◆ Task requirements
In the material below, the lines containing the word "title" are required; copy each of them.

* * * * *

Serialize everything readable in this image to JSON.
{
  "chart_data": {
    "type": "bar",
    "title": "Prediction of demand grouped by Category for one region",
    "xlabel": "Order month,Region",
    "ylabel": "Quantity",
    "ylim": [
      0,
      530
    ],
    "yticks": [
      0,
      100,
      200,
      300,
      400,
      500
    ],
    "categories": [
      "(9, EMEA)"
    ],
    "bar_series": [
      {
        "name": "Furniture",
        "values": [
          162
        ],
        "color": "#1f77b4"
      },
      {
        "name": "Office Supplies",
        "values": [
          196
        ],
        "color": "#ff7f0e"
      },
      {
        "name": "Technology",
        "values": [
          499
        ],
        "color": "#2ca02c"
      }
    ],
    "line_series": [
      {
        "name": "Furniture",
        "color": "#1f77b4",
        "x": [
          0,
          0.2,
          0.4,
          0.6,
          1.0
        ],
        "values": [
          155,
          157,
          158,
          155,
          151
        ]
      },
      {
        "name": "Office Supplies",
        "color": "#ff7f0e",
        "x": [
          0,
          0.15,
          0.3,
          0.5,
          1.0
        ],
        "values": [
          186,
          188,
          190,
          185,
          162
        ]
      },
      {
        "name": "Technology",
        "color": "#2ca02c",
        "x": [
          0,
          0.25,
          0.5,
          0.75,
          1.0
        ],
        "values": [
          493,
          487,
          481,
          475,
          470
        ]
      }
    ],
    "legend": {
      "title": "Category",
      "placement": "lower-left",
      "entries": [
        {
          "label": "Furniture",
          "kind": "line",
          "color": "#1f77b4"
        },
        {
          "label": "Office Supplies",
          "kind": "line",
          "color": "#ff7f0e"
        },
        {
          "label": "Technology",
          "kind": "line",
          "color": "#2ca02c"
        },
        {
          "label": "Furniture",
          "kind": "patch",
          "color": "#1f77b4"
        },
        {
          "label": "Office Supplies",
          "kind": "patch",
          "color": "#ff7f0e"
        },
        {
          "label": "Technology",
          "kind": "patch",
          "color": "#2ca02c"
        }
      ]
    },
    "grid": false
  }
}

* * * * *

◆ The result
    "title": "Prediction of demand grouped by Category for one region",
      "title": "Category",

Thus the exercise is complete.